>> Begin DATA FOR THIS EXERCISE

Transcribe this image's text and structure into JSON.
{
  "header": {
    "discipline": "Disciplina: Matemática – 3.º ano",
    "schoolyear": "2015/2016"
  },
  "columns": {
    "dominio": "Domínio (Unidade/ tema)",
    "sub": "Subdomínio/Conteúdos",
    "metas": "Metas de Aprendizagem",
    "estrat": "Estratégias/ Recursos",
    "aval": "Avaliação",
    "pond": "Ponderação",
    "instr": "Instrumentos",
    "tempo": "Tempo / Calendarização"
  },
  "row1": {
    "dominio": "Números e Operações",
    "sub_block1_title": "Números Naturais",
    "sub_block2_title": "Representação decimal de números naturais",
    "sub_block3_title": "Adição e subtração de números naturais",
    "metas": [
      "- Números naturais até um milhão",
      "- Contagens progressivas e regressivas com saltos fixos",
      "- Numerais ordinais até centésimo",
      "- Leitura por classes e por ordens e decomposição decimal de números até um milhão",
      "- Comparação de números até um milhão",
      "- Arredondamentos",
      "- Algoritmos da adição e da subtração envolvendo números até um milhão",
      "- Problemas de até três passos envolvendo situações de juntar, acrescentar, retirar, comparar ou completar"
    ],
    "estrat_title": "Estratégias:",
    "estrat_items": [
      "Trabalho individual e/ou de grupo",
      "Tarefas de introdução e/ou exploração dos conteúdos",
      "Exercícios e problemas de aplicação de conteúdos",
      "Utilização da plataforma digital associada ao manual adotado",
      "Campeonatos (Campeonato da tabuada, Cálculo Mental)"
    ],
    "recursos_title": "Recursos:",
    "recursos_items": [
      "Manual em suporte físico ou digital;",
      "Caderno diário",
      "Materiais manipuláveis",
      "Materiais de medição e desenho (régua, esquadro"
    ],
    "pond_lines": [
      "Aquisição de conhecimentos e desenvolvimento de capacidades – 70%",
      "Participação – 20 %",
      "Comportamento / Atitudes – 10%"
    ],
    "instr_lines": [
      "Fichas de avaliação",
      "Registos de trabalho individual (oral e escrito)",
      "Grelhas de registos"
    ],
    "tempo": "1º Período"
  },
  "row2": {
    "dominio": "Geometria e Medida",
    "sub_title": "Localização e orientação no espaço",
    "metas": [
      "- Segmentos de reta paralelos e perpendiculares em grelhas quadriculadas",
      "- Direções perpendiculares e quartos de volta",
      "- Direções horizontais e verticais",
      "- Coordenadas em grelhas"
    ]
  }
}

>> End DATA FOR THIS EXERCISE

→ **EXERCISE INSTRUCTIONS**
Repeat the whole listing exactly, keeping every line intact.

→ **THE SOLUTION**
Transcribe this image's text and structure into JSON.
{
  "header": {
    "discipline": "Disciplina: Matemática – 3.º ano",
    "schoolyear": "2015/2016"
  },
  "columns": {
    "dominio": "Domínio (Unidade/ tema)",
    "sub": "Subdomínio/Conteúdos",
    "metas": "Metas de Aprendizagem",
    "estrat": "Estratégias/ Recursos",
    "aval": "Avaliação",
    "pond": "Ponderação",
    "instr": "Instrumentos",
    "tempo": "Tempo / Calendarização"
  },
  "row1": {
    "dominio": "Números e Operações",
    "sub_block1_title": "Números Naturais",
    "sub_block2_title": "Representação decimal de números naturais",
    "sub_block3_title": "Adição e subtração de números naturais",
    "metas": [
      "- Números naturais até um milhão",
      "- Contagens progressivas e regressivas com saltos fixos",
      "- Numerais ordinais até centésimo",
      "- Leitura por classes e por ordens e decomposição decimal de números até um milhão",
      "- Comparação de números até um milhão",
      "- Arredondamentos",
      "- Algoritmos da adição e da subtração envolvendo números até um milhão",
      "- Problemas de até três passos envolvendo situações de juntar, acrescentar, retirar, comparar ou completar"
    ],
    "estrat_title": "Estratégias:",
    "estrat_items": [
      "Trabalho individual e/ou de grupo",
      "Tarefas de introdução e/ou exploração dos conteúdos",
      "Exercícios e problemas de aplicação de conteúdos",
      "Utilização da plataforma digital associada ao manual adotado",
      "Campeonatos (Campeonato da tabuada, Cálculo Mental)"
    ],
    "recursos_title": "Recursos:",
    "recursos_items": [
      "Manual em suporte físico ou digital;",
      "Caderno diário",
      "Materiais manipuláveis",
      "Materiais de medição e desenho (régua, esquadro"
    ],
    "pond_lines": [
      "Aquisição de conhecimentos e desenvolvimento de capacidades – 70%",
      "Participação – 20 %",
      "Comportamento / Atitudes – 10%"
    ],
    "instr_lines": [
      "Fichas de avaliação",
      "Registos de trabalho individual (oral e escrito)",
      "Grelhas de registos"
    ],
    "tempo": "1º Período"
  },
  "row2": {
    "dominio": "Geometria e Medida",
    "sub_title": "Localização e orientação no espaço",
    "metas": [
      "- Segmentos de reta paralelos e perpendiculares em grelhas quadriculadas",
      "- Direções perpendiculares e quartos de volta",
      "- Direções horizontais e verticais",
      "- Coordenadas em grelhas"
    ]
  }
}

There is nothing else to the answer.